§ **What you have to do**:
How many lines of these entries include the string "BLYTH"? State the number alone.

□ □ □ □ □ □ □

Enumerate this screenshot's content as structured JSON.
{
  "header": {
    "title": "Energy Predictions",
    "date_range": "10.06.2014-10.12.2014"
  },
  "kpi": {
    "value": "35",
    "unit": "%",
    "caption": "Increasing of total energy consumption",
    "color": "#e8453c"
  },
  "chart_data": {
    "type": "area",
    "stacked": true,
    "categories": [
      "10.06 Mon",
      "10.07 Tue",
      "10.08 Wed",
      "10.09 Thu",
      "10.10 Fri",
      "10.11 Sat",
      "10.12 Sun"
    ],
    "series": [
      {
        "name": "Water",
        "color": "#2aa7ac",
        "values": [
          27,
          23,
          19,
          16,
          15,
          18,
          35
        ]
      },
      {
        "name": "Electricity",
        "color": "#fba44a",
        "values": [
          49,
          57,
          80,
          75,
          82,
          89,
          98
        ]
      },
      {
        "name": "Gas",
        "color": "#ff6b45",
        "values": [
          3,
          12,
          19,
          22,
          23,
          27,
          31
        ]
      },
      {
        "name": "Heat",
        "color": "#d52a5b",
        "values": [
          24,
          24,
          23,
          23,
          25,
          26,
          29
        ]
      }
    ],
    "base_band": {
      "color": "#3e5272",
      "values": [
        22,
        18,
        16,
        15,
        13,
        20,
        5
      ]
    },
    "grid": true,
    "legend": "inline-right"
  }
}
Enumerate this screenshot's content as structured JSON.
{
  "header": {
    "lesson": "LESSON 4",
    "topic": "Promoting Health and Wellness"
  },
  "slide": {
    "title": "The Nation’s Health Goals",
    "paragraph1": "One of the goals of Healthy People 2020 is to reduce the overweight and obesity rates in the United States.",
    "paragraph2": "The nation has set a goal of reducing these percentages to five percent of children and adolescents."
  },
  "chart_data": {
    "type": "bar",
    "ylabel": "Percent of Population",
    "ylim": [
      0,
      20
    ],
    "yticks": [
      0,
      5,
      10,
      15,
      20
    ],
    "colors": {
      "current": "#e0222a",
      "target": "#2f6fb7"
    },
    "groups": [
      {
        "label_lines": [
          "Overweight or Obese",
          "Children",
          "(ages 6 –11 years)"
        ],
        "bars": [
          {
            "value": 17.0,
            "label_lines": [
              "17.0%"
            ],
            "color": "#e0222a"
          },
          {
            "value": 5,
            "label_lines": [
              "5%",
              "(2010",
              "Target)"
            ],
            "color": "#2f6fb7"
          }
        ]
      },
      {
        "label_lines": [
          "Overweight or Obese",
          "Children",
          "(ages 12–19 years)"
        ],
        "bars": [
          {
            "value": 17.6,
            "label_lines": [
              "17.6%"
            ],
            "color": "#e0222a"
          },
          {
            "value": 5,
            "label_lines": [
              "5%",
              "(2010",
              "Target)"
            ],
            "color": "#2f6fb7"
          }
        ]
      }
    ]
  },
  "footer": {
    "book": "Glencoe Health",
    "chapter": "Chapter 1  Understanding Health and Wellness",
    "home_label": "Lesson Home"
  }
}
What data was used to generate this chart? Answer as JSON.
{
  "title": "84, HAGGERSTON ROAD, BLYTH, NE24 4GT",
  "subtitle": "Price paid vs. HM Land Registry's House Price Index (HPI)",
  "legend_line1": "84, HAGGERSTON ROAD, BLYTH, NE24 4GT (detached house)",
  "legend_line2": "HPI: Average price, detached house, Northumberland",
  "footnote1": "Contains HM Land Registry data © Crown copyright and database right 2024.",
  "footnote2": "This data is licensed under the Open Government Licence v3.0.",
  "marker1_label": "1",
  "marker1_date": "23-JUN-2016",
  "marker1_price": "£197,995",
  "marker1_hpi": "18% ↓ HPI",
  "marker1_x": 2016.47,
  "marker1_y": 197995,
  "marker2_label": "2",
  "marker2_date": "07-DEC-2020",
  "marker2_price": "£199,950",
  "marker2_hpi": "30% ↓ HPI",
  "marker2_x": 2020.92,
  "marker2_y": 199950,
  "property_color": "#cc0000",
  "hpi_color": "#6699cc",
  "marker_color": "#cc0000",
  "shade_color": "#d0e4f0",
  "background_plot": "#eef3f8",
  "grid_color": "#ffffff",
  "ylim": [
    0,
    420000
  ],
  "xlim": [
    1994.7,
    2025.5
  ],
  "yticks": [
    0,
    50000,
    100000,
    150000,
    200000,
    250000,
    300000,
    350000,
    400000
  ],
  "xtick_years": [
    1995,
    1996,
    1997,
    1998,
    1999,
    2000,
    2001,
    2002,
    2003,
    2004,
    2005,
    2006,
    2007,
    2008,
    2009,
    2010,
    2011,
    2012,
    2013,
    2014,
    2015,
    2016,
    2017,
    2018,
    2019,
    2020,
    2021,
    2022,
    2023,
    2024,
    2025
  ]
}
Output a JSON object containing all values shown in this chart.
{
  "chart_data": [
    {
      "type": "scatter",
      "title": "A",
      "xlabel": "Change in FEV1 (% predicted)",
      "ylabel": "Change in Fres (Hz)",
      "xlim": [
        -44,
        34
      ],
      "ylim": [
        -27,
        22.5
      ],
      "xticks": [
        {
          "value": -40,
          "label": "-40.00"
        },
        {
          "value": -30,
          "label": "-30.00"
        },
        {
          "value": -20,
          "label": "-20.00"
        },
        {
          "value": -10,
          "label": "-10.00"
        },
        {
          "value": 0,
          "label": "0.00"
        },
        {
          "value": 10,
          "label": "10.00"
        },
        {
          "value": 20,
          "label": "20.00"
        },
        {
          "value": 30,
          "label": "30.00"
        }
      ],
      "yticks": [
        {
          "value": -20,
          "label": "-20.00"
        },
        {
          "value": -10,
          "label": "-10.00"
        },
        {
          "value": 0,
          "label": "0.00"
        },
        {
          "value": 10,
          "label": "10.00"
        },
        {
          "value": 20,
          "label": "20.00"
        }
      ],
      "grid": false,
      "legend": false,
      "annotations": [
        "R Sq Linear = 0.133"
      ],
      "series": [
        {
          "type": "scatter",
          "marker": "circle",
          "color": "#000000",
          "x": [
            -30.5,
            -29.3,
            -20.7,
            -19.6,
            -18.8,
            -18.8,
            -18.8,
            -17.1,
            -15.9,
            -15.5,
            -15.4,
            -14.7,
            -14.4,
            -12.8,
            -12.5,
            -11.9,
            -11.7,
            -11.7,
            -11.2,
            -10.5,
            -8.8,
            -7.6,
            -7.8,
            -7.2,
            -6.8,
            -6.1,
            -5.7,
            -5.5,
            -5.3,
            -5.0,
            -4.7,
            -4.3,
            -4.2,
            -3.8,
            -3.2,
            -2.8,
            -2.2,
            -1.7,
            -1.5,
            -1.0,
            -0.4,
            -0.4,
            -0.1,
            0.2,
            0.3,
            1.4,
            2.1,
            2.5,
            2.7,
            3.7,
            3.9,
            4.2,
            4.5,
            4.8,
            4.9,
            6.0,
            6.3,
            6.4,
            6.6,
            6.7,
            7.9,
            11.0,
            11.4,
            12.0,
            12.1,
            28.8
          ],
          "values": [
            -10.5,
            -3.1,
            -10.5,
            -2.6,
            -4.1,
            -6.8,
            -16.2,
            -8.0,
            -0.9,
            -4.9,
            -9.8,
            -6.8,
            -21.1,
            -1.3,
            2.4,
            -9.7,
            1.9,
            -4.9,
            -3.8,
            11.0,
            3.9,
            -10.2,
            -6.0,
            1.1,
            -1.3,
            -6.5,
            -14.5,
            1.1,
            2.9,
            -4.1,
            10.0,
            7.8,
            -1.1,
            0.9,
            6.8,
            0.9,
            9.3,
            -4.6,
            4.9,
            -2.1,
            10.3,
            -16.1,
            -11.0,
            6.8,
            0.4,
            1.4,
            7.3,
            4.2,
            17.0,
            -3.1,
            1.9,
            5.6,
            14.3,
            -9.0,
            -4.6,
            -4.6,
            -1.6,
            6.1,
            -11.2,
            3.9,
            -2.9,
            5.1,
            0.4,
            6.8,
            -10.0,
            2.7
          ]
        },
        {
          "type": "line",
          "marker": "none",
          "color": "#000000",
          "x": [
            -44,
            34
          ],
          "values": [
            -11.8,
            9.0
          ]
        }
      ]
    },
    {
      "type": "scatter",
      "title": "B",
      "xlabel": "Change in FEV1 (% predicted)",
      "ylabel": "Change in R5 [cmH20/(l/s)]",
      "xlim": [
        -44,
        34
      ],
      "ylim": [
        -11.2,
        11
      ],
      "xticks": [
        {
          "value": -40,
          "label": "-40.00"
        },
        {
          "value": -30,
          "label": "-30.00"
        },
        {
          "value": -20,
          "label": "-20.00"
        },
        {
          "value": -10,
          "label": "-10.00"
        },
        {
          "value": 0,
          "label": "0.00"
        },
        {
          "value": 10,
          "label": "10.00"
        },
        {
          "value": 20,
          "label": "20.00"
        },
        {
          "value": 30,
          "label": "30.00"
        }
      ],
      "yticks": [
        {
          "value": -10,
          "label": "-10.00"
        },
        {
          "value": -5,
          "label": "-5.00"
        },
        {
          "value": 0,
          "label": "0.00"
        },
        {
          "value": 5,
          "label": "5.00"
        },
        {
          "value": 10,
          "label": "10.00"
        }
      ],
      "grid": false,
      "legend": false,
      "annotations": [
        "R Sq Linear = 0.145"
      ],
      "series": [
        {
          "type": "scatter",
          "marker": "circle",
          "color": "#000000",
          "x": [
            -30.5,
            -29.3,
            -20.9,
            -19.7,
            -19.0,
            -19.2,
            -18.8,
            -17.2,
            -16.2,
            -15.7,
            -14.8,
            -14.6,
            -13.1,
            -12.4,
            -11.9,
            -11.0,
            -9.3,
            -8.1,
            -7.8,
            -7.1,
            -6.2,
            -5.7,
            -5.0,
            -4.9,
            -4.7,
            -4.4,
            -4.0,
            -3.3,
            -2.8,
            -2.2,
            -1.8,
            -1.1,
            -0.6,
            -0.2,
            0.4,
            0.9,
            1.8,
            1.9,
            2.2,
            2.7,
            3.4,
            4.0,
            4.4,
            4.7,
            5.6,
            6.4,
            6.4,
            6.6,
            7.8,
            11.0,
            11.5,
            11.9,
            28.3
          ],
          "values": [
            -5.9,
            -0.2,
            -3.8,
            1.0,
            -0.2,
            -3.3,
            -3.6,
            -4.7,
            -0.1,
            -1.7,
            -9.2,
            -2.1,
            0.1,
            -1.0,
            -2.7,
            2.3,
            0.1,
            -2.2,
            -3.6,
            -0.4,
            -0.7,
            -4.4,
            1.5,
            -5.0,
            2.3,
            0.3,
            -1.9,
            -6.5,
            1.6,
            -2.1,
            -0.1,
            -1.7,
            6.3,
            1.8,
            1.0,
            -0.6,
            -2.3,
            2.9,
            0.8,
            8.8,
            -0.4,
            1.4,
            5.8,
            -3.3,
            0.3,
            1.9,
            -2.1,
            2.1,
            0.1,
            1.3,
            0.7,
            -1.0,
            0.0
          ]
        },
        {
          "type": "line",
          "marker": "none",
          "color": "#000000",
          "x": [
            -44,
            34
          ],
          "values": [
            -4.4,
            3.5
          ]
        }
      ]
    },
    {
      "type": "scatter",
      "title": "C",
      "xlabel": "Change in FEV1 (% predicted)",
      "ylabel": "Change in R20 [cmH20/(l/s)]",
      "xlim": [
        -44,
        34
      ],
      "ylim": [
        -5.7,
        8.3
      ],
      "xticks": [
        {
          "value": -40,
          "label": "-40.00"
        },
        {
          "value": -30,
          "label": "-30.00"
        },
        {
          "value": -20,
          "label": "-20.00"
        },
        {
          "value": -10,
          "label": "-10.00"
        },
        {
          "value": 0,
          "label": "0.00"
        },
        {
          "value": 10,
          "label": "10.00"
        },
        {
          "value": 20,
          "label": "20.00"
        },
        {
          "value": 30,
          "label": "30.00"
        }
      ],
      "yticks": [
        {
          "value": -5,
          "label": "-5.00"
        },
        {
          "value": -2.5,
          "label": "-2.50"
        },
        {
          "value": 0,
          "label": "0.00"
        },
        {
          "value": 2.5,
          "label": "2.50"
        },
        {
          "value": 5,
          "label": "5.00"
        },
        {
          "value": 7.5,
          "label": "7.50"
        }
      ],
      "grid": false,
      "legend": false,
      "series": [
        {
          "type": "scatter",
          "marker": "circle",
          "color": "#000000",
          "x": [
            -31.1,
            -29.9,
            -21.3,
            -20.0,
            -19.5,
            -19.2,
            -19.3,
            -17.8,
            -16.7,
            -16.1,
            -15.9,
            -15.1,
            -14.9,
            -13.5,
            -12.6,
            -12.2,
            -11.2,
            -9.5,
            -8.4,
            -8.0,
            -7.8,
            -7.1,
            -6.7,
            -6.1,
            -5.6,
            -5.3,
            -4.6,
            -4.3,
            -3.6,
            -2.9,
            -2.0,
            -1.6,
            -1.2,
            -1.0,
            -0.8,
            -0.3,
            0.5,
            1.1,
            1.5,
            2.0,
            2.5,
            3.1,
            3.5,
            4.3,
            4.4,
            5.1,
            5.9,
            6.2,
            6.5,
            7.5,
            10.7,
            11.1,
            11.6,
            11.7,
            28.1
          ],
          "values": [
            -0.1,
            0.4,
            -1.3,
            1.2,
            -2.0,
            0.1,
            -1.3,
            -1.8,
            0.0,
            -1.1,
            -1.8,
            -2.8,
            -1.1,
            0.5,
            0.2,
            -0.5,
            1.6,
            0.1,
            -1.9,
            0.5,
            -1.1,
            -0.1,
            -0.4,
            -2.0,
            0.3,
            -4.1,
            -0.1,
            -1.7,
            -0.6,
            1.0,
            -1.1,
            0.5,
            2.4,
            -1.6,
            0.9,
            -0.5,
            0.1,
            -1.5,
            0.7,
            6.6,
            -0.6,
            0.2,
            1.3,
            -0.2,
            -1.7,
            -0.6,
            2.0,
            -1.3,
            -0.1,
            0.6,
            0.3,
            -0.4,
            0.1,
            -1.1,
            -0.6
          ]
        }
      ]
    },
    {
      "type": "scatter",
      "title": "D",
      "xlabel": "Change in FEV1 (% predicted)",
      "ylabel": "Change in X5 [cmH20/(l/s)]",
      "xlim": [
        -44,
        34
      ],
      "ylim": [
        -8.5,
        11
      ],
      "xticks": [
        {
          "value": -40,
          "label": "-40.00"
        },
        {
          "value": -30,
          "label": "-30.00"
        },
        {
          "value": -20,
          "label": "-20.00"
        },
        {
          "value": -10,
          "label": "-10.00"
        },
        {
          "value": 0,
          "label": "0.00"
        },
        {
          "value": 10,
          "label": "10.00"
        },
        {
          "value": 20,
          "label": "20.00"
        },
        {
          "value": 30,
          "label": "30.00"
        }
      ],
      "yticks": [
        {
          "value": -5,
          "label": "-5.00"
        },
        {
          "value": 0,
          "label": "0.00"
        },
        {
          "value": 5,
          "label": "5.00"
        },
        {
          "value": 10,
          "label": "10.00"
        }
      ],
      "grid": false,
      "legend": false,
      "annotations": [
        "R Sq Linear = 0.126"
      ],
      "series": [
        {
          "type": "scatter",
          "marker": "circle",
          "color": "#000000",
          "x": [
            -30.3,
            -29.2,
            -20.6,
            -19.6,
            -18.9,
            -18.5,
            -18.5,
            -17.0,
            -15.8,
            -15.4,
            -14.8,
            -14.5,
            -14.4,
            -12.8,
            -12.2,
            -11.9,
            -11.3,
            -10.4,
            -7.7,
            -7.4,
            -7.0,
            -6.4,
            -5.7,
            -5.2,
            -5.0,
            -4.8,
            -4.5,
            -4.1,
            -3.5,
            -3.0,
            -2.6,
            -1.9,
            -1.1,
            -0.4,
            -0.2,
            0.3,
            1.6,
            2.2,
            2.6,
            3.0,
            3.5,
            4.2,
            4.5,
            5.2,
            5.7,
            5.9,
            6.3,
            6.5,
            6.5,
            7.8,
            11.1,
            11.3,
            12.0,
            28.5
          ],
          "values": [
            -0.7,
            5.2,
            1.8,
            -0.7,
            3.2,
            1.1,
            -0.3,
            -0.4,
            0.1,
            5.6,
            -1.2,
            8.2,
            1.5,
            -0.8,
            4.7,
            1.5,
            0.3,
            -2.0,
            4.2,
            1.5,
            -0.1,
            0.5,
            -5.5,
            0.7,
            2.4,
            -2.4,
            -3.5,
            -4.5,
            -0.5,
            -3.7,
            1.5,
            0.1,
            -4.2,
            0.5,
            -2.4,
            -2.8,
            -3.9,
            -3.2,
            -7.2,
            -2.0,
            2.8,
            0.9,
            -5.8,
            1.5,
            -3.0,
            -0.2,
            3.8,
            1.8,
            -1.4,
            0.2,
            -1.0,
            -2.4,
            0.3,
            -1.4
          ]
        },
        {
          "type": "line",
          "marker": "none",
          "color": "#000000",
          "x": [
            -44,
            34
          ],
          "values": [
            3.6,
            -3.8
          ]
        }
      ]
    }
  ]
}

□ □ □ □ □ □ □

§ **Result**:
2